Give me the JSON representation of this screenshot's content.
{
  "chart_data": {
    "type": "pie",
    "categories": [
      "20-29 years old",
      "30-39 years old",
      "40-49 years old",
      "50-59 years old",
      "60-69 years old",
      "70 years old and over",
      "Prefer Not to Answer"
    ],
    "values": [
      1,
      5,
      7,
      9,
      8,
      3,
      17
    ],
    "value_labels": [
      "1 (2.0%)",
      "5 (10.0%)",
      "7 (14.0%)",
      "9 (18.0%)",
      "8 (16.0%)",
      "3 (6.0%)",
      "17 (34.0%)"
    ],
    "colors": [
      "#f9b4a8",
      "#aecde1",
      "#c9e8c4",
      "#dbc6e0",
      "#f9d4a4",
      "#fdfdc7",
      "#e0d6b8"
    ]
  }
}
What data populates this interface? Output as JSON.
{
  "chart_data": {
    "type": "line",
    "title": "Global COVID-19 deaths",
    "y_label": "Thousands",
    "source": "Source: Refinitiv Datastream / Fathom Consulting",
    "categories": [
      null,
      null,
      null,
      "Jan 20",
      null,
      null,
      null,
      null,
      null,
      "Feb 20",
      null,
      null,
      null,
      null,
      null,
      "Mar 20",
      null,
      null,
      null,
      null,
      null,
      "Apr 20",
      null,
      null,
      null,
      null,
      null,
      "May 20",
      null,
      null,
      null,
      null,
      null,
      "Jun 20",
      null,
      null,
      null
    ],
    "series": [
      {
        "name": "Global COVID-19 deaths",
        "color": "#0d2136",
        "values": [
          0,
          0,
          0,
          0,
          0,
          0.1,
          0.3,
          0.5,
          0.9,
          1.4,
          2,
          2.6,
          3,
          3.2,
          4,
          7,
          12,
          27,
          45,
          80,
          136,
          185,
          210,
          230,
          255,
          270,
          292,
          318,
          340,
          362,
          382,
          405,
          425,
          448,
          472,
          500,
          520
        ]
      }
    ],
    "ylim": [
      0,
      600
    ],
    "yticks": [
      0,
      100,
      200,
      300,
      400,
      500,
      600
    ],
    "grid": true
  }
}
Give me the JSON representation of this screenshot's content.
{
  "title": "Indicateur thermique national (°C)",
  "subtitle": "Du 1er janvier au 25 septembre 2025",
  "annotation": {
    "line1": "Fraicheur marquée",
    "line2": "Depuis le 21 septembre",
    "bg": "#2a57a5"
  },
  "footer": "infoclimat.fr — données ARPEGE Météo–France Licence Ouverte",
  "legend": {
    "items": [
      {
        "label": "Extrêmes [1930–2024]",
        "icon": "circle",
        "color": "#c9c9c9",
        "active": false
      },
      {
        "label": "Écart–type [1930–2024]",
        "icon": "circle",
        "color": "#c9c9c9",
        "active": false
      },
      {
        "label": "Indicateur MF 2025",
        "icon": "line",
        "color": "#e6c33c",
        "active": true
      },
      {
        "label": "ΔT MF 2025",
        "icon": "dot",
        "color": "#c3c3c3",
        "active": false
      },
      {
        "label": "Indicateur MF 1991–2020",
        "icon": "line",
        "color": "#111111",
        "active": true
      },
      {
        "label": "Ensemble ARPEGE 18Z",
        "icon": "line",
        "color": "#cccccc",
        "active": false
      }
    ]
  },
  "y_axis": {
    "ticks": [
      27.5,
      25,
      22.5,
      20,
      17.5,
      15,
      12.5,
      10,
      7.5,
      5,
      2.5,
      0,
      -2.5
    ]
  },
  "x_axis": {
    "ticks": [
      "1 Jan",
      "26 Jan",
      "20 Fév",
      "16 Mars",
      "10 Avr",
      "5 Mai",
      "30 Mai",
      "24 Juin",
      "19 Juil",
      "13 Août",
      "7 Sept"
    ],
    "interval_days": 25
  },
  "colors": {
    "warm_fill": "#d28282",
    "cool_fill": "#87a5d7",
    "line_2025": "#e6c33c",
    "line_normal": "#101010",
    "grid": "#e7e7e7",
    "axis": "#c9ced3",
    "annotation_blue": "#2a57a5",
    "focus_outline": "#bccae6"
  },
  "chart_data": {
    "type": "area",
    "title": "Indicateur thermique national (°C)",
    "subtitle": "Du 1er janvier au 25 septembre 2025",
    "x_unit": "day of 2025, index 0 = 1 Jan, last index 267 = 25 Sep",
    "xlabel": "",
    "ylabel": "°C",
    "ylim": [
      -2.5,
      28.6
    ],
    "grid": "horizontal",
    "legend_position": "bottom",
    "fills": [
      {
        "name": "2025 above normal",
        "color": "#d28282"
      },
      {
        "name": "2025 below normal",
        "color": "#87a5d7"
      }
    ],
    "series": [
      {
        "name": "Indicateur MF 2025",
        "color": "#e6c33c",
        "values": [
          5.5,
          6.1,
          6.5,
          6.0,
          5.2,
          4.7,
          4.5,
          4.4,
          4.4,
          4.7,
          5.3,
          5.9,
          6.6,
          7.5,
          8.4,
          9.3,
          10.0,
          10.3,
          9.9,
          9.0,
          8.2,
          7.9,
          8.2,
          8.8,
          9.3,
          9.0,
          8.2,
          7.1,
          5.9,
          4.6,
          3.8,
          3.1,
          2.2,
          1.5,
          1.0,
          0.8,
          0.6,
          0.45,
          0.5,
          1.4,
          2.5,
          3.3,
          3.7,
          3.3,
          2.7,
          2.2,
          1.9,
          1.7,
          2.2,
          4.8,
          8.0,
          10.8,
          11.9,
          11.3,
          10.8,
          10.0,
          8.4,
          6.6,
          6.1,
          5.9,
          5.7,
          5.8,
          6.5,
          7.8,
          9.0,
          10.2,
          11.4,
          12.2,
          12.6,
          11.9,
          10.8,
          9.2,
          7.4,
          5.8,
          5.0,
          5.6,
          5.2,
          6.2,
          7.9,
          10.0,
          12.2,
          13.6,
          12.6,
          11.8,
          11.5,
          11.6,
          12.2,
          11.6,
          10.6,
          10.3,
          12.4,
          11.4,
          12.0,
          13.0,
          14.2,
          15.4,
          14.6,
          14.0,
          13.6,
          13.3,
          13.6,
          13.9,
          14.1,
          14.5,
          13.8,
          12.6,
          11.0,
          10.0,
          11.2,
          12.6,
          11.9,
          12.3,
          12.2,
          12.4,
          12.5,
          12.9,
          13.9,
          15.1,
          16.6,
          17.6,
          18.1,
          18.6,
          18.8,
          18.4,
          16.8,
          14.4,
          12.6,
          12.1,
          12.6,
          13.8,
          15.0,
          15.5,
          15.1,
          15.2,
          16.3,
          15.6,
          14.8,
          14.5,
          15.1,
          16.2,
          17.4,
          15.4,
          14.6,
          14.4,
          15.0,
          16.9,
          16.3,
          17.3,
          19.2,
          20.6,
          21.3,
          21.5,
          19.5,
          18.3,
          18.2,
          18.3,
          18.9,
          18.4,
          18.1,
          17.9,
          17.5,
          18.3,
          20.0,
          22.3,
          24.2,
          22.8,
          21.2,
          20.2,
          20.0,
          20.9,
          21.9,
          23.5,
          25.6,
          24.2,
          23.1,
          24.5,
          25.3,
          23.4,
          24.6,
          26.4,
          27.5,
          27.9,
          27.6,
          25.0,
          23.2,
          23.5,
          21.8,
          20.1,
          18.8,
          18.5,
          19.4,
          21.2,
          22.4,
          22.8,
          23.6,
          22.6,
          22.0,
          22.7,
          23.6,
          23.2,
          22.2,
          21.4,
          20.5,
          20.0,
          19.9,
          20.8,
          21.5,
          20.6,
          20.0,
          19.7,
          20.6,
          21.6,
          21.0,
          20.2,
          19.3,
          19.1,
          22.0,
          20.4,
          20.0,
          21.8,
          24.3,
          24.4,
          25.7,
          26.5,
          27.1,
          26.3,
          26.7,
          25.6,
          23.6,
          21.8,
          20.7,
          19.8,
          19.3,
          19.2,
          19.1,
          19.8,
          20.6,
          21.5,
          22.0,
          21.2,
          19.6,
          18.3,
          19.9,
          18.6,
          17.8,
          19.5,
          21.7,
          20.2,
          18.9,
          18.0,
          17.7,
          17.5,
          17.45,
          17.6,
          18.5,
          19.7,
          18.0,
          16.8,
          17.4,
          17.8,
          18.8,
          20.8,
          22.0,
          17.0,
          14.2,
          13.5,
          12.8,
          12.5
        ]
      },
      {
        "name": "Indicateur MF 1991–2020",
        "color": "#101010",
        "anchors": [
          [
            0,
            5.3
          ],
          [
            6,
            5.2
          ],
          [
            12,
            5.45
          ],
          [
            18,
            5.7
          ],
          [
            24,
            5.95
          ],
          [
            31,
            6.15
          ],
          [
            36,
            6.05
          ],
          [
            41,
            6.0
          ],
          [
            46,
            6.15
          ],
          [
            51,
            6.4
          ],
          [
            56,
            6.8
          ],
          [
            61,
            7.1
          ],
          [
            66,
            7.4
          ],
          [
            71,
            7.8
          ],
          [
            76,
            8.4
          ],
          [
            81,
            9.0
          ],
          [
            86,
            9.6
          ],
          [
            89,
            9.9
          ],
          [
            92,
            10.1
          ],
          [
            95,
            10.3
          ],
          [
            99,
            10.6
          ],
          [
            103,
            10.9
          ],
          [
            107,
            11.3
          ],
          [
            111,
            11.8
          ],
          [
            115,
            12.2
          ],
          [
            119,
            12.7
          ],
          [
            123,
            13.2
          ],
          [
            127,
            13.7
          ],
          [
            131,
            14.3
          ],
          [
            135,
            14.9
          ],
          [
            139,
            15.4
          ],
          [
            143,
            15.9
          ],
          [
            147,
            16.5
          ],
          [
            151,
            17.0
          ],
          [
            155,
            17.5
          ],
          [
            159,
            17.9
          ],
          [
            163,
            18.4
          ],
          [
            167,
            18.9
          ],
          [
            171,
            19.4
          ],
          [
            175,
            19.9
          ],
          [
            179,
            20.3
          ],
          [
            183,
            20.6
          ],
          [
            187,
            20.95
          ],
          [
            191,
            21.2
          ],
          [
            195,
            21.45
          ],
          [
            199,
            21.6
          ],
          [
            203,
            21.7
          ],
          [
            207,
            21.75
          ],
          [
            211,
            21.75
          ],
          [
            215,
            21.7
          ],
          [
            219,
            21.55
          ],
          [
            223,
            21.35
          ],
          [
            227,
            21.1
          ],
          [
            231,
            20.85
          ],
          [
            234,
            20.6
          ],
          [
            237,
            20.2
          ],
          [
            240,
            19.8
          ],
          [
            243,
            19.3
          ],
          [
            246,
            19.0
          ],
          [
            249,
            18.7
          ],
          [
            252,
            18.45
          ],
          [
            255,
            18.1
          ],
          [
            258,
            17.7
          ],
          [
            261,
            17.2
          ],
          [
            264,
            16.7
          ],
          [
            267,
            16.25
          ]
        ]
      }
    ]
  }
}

— REQUIRED TASK —
Search the material above for "septembre". Pull out each line where it shows up.

— SOLVED EXERCISE —
  "subtitle": "Du 1er janvier au 25 septembre 2025",
    "line2": "Depuis le 21 septembre",
    "subtitle": "Du 1er janvier au 25 septembre 2025",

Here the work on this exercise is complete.